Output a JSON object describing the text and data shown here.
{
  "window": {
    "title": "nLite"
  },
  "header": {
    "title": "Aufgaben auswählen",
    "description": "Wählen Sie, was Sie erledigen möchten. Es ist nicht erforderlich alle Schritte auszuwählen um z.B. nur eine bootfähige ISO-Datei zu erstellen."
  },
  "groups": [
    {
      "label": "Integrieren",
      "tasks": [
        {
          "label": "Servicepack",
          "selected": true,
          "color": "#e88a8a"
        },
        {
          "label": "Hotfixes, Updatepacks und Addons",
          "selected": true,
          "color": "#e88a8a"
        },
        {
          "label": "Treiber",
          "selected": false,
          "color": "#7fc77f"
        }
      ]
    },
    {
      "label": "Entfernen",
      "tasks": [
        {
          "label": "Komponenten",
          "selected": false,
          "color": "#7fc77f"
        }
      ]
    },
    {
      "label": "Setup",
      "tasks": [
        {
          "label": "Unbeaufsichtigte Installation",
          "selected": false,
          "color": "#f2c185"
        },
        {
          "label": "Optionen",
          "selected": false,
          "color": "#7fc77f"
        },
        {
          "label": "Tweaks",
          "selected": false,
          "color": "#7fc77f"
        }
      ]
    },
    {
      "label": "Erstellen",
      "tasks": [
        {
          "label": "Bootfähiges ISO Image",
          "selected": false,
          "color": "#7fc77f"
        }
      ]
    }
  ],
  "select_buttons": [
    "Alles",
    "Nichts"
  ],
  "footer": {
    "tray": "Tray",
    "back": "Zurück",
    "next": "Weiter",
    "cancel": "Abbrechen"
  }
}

## [TASK DESCRIPTION]
Give an exact copy of all the data shown above.

## [EXERCISE RESPONSE]
Output a JSON object describing the text and data shown here.
{
  "window": {
    "title": "nLite"
  },
  "header": {
    "title": "Aufgaben auswählen",
    "description": "Wählen Sie, was Sie erledigen möchten. Es ist nicht erforderlich alle Schritte auszuwählen um z.B. nur eine bootfähige ISO-Datei zu erstellen."
  },
  "groups": [
    {
      "label": "Integrieren",
      "tasks": [
        {
          "label": "Servicepack",
          "selected": true,
          "color": "#e88a8a"
        },
        {
          "label": "Hotfixes, Updatepacks und Addons",
          "selected": true,
          "color": "#e88a8a"
        },
        {
          "label": "Treiber",
          "selected": false,
          "color": "#7fc77f"
        }
      ]
    },
    {
      "label": "Entfernen",
      "tasks": [
        {
          "label": "Komponenten",
          "selected": false,
          "color": "#7fc77f"
        }
      ]
    },
    {
      "label": "Setup",
      "tasks": [
        {
          "label": "Unbeaufsichtigte Installation",
          "selected": false,
          "color": "#f2c185"
        },
        {
          "label": "Optionen",
          "selected": false,
          "color": "#7fc77f"
        },
        {
          "label": "Tweaks",
          "selected": false,
          "color": "#7fc77f"
        }
      ]
    },
    {
      "label": "Erstellen",
      "tasks": [
        {
          "label": "Bootfähiges ISO Image",
          "selected": false,
          "color": "#7fc77f"
        }
      ]
    }
  ],
  "select_buttons": [
    "Alles",
    "Nichts"
  ],
  "footer": {
    "tray": "Tray",
    "back": "Zurück",
    "next": "Weiter",
    "cancel": "Abbrechen"
  }
}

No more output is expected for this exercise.